#### Exercise brief:
Omit every picture, then give all the entries again exactly.
· · · · ·
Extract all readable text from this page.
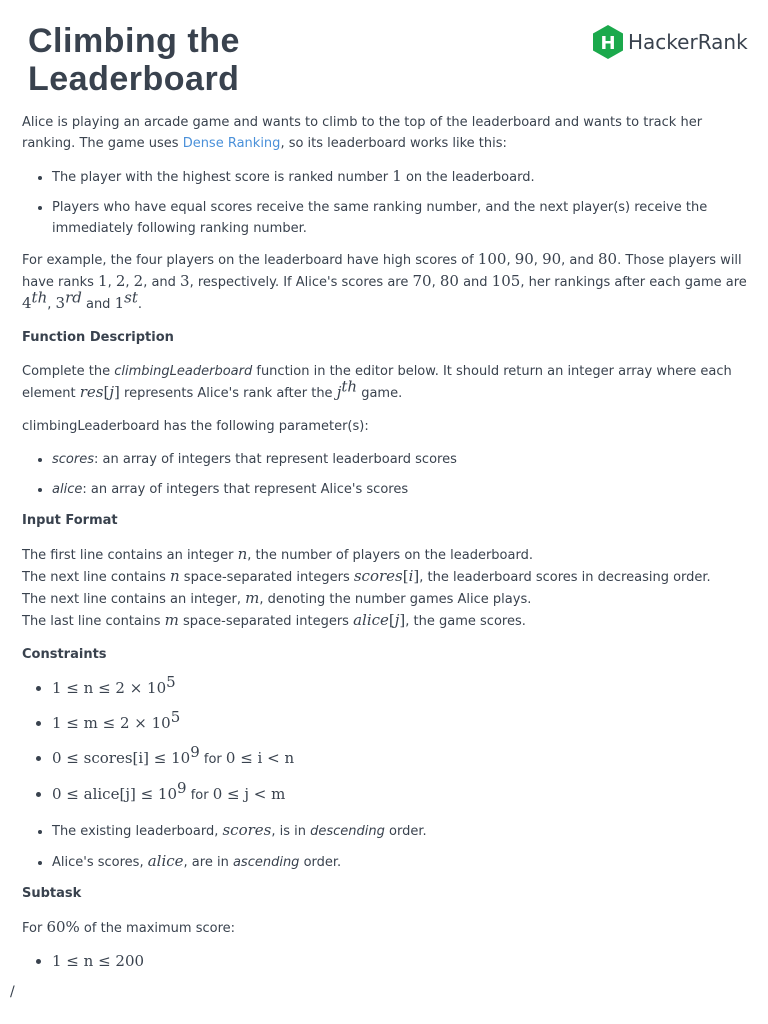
Climbing the
Leaderboard
H HackerRank

Alice is playing an arcade game and wants to climb to the top of the leaderboard and wants to track her ranking. The game uses Dense Ranking, so its leaderboard works like this:

• The player with the highest score is ranked number 1 on the leaderboard.
• Players who have equal scores receive the same ranking number, and the next player(s) receive the immediately following ranking number.

For example, the four players on the leaderboard have high scores of 100, 90, 90, and 80. Those players will have ranks 1, 2, 2, and 3, respectively. If Alice's scores are 70, 80 and 105, her rankings after each game are 4th, 3rd and 1st.

Function Description

Complete the climbingLeaderboard function in the editor below. It should return an integer array where each element res[j] represents Alice's rank after the $j^{th}$ game.

climbingLeaderboard has the following parameter(s):

• scores: an array of integers that represent leaderboard scores
• alice: an array of integers that represent Alice's scores
Input Format

The first line contains an integer n, the number of players on the leaderboard.
The next line contains n space-separated integers scores[i], the leaderboard scores in decreasing order.
The next line contains an integer, m, denoting the number games Alice plays.
The last line contains m space-separated integers alice[j], the game scores.

Constraints
• $1 \le n \le 2 \times 10^5$
• $1 \le m \le 2 \times 10^5$
• 0 ≤ scores[i] ≤ $10^9$ for 0 ≤ i < n
• 0 ≤ alice[j] ≤ $10^9$ for 0 ≤ j < m
• The existing leaderboard, scores, is in descending order.
• Alice's scores, alice, are in ascending order.
Subtask

For 60% of the maximum score:

• 1 ≤ n ≤ 200
/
· · · · ·
#### Finished exercise:
Extract all readable text from this page.
Climbing the
Leaderboard
H HackerRank

Alice is playing an arcade game and wants to climb to the top of the leaderboard and wants to track her ranking. The game uses Dense Ranking, so its leaderboard works like this:

• The player with the highest score is ranked number 1 on the leaderboard.
• Players who have equal scores receive the same ranking number, and the next player(s) receive the immediately following ranking number.

For example, the four players on the leaderboard have high scores of 100, 90, 90, and 80. Those players will have ranks 1, 2, 2, and 3, respectively. If Alice's scores are 70, 80 and 105, her rankings after each game are 4th, 3rd and 1st.

Function Description

Complete the climbingLeaderboard function in the editor below. It should return an integer array where each element res[j] represents Alice's rank after the $j^{th}$ game.

climbingLeaderboard has the following parameter(s):

• scores: an array of integers that represent leaderboard scores
• alice: an array of integers that represent Alice's scores
Input Format

The first line contains an integer n, the number of players on the leaderboard.
The next line contains n space-separated integers scores[i], the leaderboard scores in decreasing order.
The next line contains an integer, m, denoting the number games Alice plays.
The last line contains m space-separated integers alice[j], the game scores.

Constraints
• $1 \le n \le 2 \times 10^5$
• $1 \le m \le 2 \times 10^5$
• 0 ≤ scores[i] ≤ $10^9$ for 0 ≤ i < n
• 0 ≤ alice[j] ≤ $10^9$ for 0 ≤ j < m
• The existing leaderboard, scores, is in descending order.
• Alice's scores, alice, are in ascending order.
Subtask

For 60% of the maximum score:

• 1 ≤ n ≤ 200
/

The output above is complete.